'''

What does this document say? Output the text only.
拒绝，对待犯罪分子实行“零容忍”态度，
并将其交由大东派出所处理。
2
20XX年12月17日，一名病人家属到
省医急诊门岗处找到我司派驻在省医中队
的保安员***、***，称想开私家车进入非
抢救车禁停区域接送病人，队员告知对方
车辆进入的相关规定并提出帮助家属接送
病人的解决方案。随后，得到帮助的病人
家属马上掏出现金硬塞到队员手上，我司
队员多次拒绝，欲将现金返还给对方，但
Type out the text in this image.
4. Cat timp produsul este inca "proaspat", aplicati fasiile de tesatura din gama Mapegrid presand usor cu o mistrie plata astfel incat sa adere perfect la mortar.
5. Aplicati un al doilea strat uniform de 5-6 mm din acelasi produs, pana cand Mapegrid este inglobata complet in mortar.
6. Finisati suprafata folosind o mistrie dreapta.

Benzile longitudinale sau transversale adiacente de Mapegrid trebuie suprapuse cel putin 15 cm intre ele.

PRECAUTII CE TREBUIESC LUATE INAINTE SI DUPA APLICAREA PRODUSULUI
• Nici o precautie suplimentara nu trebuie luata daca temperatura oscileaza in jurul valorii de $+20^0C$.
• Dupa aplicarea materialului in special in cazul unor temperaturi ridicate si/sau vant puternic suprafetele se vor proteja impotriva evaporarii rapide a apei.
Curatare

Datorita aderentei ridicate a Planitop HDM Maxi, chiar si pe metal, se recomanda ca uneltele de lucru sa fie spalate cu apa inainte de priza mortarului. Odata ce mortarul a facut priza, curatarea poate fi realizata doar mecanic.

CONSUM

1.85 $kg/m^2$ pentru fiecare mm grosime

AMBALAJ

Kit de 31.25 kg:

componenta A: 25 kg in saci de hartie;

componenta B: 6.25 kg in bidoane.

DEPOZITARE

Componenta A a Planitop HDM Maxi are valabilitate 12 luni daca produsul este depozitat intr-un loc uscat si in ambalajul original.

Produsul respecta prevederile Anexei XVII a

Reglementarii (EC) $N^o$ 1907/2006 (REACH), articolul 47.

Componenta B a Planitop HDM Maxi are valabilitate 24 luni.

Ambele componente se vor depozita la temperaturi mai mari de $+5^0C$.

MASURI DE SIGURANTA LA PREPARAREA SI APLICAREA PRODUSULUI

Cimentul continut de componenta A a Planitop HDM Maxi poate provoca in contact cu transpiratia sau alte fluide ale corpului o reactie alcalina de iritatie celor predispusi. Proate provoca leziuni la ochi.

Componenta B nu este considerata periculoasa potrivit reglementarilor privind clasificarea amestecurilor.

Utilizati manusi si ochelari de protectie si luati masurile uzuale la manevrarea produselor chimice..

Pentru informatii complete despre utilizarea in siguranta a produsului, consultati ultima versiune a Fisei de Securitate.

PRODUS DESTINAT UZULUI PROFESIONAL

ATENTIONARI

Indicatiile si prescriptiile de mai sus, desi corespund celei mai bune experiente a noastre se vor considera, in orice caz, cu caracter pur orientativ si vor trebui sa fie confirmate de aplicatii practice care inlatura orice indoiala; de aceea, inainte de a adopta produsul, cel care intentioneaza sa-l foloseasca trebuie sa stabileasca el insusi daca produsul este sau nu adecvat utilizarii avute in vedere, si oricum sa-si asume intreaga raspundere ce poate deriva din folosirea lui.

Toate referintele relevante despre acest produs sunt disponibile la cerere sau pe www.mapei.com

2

'''

Brief » Return the lines above exactly, keeping every word.

Complete output »
What does this document say? Output the text only.
拒绝，对待犯罪分子实行“零容忍”态度，
并将其交由大东派出所处理。
2
20XX年12月17日，一名病人家属到
省医急诊门岗处找到我司派驻在省医中队
的保安员***、***，称想开私家车进入非
抢救车禁停区域接送病人，队员告知对方
车辆进入的相关规定并提出帮助家属接送
病人的解决方案。随后，得到帮助的病人
家属马上掏出现金硬塞到队员手上，我司
队员多次拒绝，欲将现金返还给对方，但
Type out the text in this image.
4. Cat timp produsul este inca "proaspat", aplicati fasiile de tesatura din gama Mapegrid presand usor cu o mistrie plata astfel incat sa adere perfect la mortar.
5. Aplicati un al doilea strat uniform de 5-6 mm din acelasi produs, pana cand Mapegrid este inglobata complet in mortar.
6. Finisati suprafata folosind o mistrie dreapta.

Benzile longitudinale sau transversale adiacente de Mapegrid trebuie suprapuse cel putin 15 cm intre ele.

PRECAUTII CE TREBUIESC LUATE INAINTE SI DUPA APLICAREA PRODUSULUI
• Nici o precautie suplimentara nu trebuie luata daca temperatura oscileaza in jurul valorii de $+20^0C$.
• Dupa aplicarea materialului in special in cazul unor temperaturi ridicate si/sau vant puternic suprafetele se vor proteja impotriva evaporarii rapide a apei.
Curatare

Datorita aderentei ridicate a Planitop HDM Maxi, chiar si pe metal, se recomanda ca uneltele de lucru sa fie spalate cu apa inainte de priza mortarului. Odata ce mortarul a facut priza, curatarea poate fi realizata doar mecanic.

CONSUM

1.85 $kg/m^2$ pentru fiecare mm grosime

AMBALAJ

Kit de 31.25 kg:

componenta A: 25 kg in saci de hartie;

componenta B: 6.25 kg in bidoane.

DEPOZITARE

Componenta A a Planitop HDM Maxi are valabilitate 12 luni daca produsul este depozitat intr-un loc uscat si in ambalajul original.

Produsul respecta prevederile Anexei XVII a

Reglementarii (EC) $N^o$ 1907/2006 (REACH), articolul 47.

Componenta B a Planitop HDM Maxi are valabilitate 24 luni.

Ambele componente se vor depozita la temperaturi mai mari de $+5^0C$.

MASURI DE SIGURANTA LA PREPARAREA SI APLICAREA PRODUSULUI

Cimentul continut de componenta A a Planitop HDM Maxi poate provoca in contact cu transpiratia sau alte fluide ale corpului o reactie alcalina de iritatie celor predispusi. Proate provoca leziuni la ochi.

Componenta B nu este considerata periculoasa potrivit reglementarilor privind clasificarea amestecurilor.

Utilizati manusi si ochelari de protectie si luati masurile uzuale la manevrarea produselor chimice..

Pentru informatii complete despre utilizarea in siguranta a produsului, consultati ultima versiune a Fisei de Securitate.

PRODUS DESTINAT UZULUI PROFESIONAL

ATENTIONARI

Indicatiile si prescriptiile de mai sus, desi corespund celei mai bune experiente a noastre se vor considera, in orice caz, cu caracter pur orientativ si vor trebui sa fie confirmate de aplicatii practice care inlatura orice indoiala; de aceea, inainte de a adopta produsul, cel care intentioneaza sa-l foloseasca trebuie sa stabileasca el insusi daca produsul este sau nu adecvat utilizarii avute in vedere, si oricum sa-si asume intreaga raspundere ce poate deriva din folosirea lui.

Toate referintele relevante despre acest produs sunt disponibile la cerere sau pe www.mapei.com

2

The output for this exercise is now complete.